* **THE DATA**
▶
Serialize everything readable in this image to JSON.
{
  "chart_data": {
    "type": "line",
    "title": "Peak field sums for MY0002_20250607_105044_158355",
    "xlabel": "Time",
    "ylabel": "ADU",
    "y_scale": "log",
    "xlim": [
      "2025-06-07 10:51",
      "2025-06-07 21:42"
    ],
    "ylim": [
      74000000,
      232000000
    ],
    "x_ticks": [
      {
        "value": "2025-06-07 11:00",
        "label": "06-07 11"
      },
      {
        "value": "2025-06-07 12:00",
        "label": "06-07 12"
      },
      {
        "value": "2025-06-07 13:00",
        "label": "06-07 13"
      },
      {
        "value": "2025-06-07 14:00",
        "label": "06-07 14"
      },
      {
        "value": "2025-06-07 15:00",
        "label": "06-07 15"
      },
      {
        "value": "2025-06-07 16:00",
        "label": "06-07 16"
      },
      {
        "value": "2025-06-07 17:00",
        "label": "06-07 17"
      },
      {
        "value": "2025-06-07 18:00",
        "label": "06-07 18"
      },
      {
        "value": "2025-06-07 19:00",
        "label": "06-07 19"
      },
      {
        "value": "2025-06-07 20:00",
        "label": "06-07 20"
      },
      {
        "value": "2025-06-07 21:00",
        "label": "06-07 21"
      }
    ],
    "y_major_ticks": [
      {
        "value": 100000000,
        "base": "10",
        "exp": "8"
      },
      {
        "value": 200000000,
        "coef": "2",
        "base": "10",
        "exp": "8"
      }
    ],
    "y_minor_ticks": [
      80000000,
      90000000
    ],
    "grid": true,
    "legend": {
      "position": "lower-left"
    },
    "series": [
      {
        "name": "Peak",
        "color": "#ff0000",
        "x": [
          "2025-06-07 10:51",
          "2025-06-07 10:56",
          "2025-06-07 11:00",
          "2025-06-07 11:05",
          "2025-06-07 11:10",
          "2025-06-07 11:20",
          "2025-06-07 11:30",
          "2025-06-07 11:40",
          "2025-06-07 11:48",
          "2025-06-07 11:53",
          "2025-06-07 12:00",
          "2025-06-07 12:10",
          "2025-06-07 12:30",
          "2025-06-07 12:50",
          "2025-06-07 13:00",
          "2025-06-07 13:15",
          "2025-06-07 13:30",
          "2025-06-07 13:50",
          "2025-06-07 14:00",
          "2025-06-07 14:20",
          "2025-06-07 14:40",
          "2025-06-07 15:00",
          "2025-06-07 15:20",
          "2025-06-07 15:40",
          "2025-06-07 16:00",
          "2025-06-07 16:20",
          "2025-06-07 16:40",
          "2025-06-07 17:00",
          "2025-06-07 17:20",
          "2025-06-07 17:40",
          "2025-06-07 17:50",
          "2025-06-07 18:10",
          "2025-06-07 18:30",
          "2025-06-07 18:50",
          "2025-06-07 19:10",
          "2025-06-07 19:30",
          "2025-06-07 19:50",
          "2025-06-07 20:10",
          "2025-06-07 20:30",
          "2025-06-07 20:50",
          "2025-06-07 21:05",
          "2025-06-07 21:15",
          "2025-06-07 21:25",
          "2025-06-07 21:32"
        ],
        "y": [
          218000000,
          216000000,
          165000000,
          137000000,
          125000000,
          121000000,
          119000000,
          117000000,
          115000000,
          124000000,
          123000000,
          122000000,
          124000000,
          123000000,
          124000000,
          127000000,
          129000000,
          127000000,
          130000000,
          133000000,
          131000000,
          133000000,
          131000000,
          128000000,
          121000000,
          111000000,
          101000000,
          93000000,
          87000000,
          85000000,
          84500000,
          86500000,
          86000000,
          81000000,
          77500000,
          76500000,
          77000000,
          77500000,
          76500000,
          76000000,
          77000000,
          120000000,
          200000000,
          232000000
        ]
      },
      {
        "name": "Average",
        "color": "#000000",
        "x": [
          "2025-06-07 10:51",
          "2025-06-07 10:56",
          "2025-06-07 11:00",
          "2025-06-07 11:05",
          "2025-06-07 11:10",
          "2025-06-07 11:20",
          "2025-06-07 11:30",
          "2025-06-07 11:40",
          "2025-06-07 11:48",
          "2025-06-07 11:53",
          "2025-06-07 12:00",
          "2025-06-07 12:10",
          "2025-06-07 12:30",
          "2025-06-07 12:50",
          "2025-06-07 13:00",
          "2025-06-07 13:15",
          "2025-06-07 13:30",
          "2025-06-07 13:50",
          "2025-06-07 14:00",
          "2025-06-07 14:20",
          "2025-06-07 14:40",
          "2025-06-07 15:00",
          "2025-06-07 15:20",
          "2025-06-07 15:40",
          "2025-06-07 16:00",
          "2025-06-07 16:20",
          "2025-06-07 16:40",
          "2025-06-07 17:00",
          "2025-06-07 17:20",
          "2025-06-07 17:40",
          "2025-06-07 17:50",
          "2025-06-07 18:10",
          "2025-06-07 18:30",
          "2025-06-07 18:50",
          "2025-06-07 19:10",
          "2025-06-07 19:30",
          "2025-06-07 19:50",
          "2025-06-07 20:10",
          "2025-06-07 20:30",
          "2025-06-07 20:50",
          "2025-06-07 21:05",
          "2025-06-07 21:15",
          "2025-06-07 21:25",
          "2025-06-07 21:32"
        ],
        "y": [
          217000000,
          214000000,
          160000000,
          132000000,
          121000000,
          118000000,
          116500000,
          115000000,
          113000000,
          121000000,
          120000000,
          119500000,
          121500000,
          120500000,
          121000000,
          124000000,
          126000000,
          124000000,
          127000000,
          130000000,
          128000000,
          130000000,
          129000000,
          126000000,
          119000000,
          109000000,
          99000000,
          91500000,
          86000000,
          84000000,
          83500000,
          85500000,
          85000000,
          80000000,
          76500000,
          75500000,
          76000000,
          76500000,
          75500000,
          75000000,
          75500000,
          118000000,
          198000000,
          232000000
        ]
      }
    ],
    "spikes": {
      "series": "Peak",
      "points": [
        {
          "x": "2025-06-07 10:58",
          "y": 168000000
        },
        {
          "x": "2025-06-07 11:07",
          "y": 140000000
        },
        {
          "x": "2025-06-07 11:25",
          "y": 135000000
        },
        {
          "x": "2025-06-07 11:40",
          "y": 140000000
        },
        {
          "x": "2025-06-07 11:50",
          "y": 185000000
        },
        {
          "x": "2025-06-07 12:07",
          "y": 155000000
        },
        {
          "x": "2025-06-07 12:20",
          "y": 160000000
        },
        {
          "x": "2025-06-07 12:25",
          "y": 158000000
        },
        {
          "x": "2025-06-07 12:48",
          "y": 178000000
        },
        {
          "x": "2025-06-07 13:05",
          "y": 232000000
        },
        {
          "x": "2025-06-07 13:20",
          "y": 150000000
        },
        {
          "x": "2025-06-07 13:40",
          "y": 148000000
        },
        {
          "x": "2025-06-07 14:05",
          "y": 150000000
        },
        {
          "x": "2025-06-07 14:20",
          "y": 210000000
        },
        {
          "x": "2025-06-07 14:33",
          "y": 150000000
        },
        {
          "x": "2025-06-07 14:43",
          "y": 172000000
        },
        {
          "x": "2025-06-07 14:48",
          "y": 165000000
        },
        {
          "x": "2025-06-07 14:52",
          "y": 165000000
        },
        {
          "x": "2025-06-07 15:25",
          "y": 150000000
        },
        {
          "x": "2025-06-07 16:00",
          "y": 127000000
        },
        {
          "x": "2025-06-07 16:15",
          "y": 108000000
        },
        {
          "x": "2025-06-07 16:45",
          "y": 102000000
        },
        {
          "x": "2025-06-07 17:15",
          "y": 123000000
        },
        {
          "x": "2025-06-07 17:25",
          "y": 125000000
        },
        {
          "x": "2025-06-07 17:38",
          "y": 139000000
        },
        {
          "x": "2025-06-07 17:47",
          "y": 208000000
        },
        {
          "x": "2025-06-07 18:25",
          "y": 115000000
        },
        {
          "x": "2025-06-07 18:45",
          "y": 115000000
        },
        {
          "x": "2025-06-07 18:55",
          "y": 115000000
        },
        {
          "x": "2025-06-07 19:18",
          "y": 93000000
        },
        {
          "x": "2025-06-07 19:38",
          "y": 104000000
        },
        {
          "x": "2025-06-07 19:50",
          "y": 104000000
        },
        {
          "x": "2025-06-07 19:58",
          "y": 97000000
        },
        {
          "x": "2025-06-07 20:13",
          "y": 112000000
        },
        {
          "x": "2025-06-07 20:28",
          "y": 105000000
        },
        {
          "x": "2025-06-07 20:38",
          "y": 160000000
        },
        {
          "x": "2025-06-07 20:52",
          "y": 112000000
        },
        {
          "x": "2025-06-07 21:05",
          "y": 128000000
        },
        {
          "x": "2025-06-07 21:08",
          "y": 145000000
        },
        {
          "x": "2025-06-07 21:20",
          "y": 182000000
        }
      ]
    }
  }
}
◀
▶
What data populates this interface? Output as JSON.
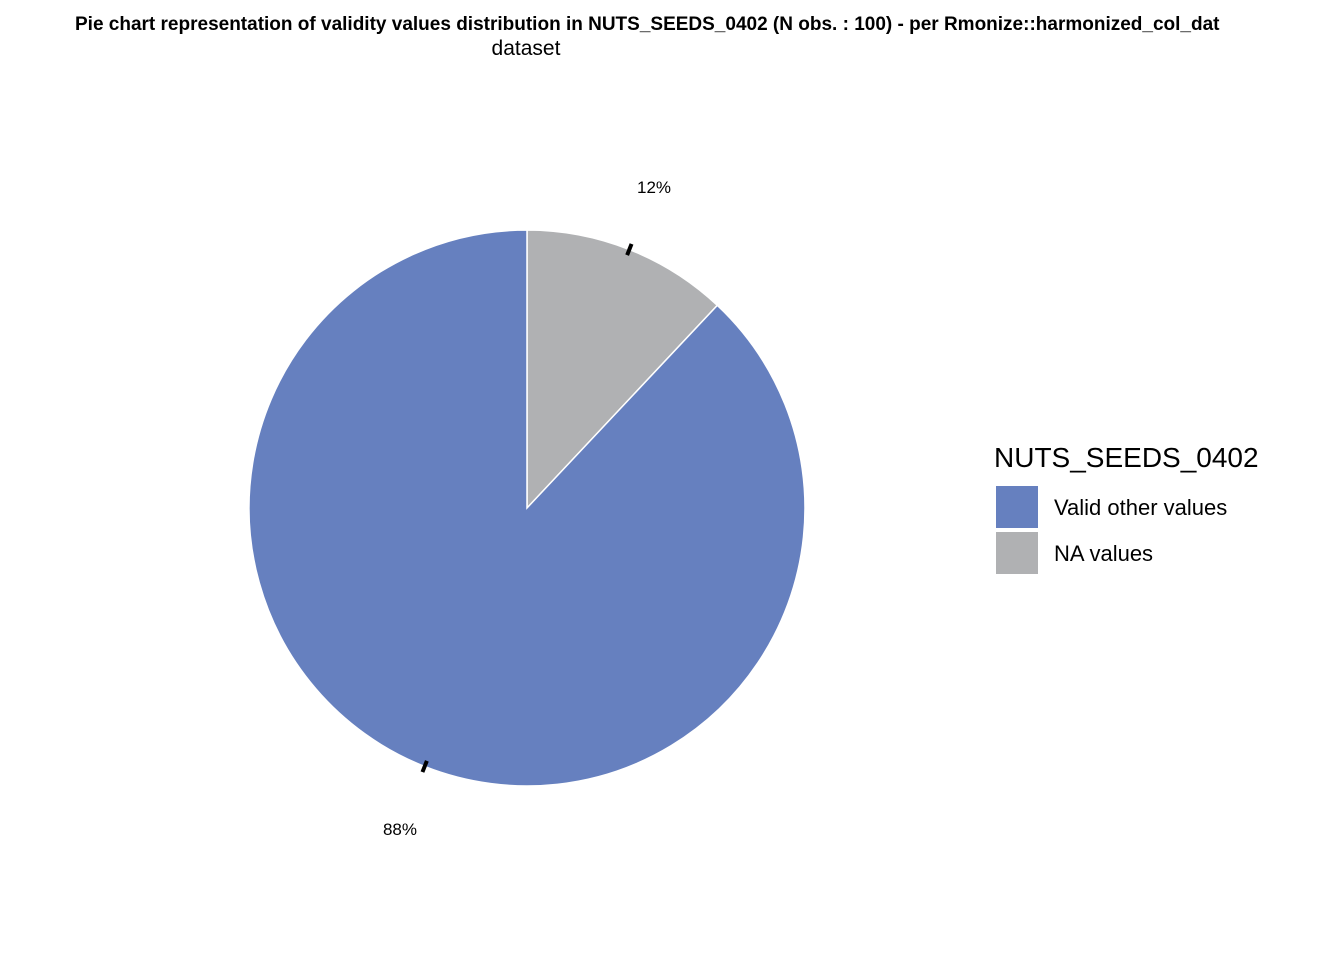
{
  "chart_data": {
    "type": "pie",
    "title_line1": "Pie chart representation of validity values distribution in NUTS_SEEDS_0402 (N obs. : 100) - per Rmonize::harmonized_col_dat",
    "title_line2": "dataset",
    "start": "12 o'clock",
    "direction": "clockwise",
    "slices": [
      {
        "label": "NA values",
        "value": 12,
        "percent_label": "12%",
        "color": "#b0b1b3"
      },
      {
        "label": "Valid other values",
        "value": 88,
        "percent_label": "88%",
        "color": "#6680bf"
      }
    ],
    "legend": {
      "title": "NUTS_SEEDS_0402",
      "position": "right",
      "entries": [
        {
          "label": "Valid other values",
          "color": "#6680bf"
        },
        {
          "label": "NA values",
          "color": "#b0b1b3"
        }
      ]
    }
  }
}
◀
* **WHAT THIS TASK INVOLVES**
Say how many lines in the records above hold "Peak", and give no other text.

* **ANSWER TO THIS TASK**
3